_EXERCISE BRIEF_
Figure out how many lines of the material below contain the word "JSON". Answer with the number only.

_EXERCISE MATERIAL_

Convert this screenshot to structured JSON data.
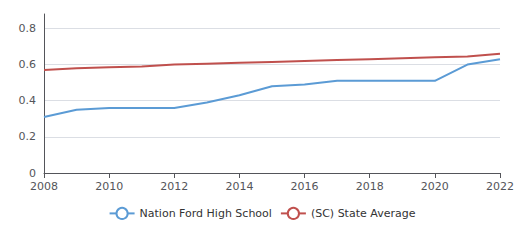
{
  "chart_data": {
    "type": "line",
    "x": [
      2008,
      2009,
      2010,
      2011,
      2012,
      2013,
      2014,
      2015,
      2016,
      2017,
      2018,
      2019,
      2020,
      2021,
      2022
    ],
    "series": [
      {
        "name": "Nation Ford High School",
        "color": "#5b9bd5",
        "values": [
          0.31,
          0.35,
          0.36,
          0.36,
          0.36,
          0.39,
          0.43,
          0.48,
          0.49,
          0.51,
          0.51,
          0.51,
          0.51,
          0.6,
          0.63
        ]
      },
      {
        "name": "(SC) State Average",
        "color": "#c0504d",
        "values": [
          0.57,
          0.58,
          0.585,
          0.59,
          0.6,
          0.605,
          0.61,
          0.615,
          0.62,
          0.625,
          0.63,
          0.635,
          0.64,
          0.645,
          0.66
        ]
      }
    ],
    "xlim": [
      2008,
      2022
    ],
    "xticks": [
      2008,
      2010,
      2012,
      2014,
      2016,
      2018,
      2020,
      2022
    ],
    "ylim": [
      0,
      0.88
    ],
    "yticks": [
      0,
      0.2,
      0.4,
      0.6,
      0.8
    ],
    "grid": true,
    "legend": "bottom"
  }
}
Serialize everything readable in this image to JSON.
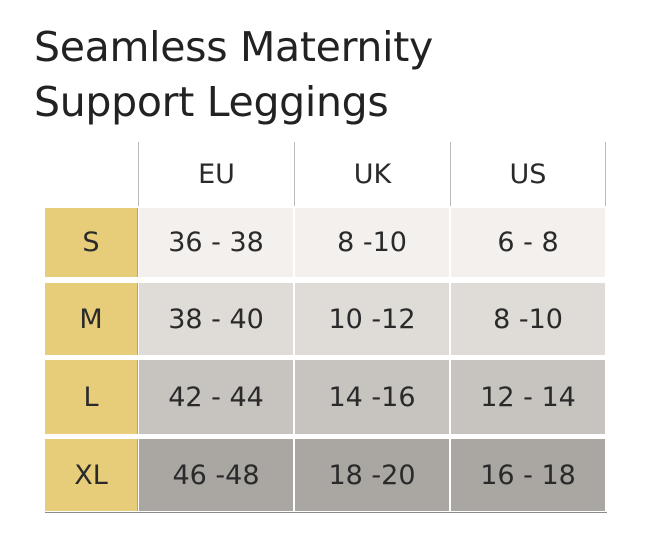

_RESPONSE_
2